## Dataset records
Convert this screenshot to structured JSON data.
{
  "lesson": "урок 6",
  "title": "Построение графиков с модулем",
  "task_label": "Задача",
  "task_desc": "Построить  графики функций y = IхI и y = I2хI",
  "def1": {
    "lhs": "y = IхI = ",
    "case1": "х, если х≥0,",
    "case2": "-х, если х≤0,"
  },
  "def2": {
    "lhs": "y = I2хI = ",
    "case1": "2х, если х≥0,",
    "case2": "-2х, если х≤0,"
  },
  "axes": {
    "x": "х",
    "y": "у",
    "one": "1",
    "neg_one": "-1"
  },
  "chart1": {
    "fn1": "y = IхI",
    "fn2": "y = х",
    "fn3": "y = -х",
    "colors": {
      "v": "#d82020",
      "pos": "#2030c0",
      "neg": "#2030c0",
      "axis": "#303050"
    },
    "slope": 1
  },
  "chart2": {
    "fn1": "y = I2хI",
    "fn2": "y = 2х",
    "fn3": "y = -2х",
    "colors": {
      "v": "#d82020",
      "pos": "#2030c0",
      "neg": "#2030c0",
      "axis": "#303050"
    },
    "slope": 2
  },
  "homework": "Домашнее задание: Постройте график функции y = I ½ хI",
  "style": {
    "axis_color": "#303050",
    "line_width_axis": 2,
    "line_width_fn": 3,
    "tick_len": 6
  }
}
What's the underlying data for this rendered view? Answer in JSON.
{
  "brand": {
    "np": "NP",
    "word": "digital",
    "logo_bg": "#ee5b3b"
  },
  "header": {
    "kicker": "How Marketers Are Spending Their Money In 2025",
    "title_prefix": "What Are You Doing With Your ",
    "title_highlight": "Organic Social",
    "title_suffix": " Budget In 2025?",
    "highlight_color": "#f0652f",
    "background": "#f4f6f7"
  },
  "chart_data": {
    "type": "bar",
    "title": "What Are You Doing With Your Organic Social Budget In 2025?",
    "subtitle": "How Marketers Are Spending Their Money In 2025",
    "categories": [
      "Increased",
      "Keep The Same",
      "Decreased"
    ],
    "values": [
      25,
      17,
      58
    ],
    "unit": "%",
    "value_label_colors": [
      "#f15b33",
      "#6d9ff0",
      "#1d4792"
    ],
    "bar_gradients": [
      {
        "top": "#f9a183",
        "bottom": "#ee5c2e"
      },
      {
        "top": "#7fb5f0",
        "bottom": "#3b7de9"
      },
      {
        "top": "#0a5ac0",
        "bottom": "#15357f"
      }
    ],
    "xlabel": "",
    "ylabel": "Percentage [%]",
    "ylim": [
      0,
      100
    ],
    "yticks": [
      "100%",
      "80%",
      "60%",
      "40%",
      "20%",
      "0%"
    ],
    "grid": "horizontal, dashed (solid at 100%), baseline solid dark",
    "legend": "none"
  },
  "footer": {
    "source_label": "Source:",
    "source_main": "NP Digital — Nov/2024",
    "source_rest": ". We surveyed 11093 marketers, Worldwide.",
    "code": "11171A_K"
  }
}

## Exercise task
Return every record above exactly as it appears.

## Complete response
Convert this screenshot to structured JSON data.
{
  "lesson": "урок 6",
  "title": "Построение графиков с модулем",
  "task_label": "Задача",
  "task_desc": "Построить  графики функций y = IхI и y = I2хI",
  "def1": {
    "lhs": "y = IхI = ",
    "case1": "х, если х≥0,",
    "case2": "-х, если х≤0,"
  },
  "def2": {
    "lhs": "y = I2хI = ",
    "case1": "2х, если х≥0,",
    "case2": "-2х, если х≤0,"
  },
  "axes": {
    "x": "х",
    "y": "у",
    "one": "1",
    "neg_one": "-1"
  },
  "chart1": {
    "fn1": "y = IхI",
    "fn2": "y = х",
    "fn3": "y = -х",
    "colors": {
      "v": "#d82020",
      "pos": "#2030c0",
      "neg": "#2030c0",
      "axis": "#303050"
    },
    "slope": 1
  },
  "chart2": {
    "fn1": "y = I2хI",
    "fn2": "y = 2х",
    "fn3": "y = -2х",
    "colors": {
      "v": "#d82020",
      "pos": "#2030c0",
      "neg": "#2030c0",
      "axis": "#303050"
    },
    "slope": 2
  },
  "homework": "Домашнее задание: Постройте график функции y = I ½ хI",
  "style": {
    "axis_color": "#303050",
    "line_width_axis": 2,
    "line_width_fn": 3,
    "tick_len": 6
  }
}
What's the underlying data for this rendered view? Answer in JSON.
{
  "brand": {
    "np": "NP",
    "word": "digital",
    "logo_bg": "#ee5b3b"
  },
  "header": {
    "kicker": "How Marketers Are Spending Their Money In 2025",
    "title_prefix": "What Are You Doing With Your ",
    "title_highlight": "Organic Social",
    "title_suffix": " Budget In 2025?",
    "highlight_color": "#f0652f",
    "background": "#f4f6f7"
  },
  "chart_data": {
    "type": "bar",
    "title": "What Are You Doing With Your Organic Social Budget In 2025?",
    "subtitle": "How Marketers Are Spending Their Money In 2025",
    "categories": [
      "Increased",
      "Keep The Same",
      "Decreased"
    ],
    "values": [
      25,
      17,
      58
    ],
    "unit": "%",
    "value_label_colors": [
      "#f15b33",
      "#6d9ff0",
      "#1d4792"
    ],
    "bar_gradients": [
      {
        "top": "#f9a183",
        "bottom": "#ee5c2e"
      },
      {
        "top": "#7fb5f0",
        "bottom": "#3b7de9"
      },
      {
        "top": "#0a5ac0",
        "bottom": "#15357f"
      }
    ],
    "xlabel": "",
    "ylabel": "Percentage [%]",
    "ylim": [
      0,
      100
    ],
    "yticks": [
      "100%",
      "80%",
      "60%",
      "40%",
      "20%",
      "0%"
    ],
    "grid": "horizontal, dashed (solid at 100%), baseline solid dark",
    "legend": "none"
  },
  "footer": {
    "source_label": "Source:",
    "source_main": "NP Digital — Nov/2024",
    "source_rest": ". We surveyed 11093 marketers, Worldwide.",
    "code": "11171A_K"
  }
}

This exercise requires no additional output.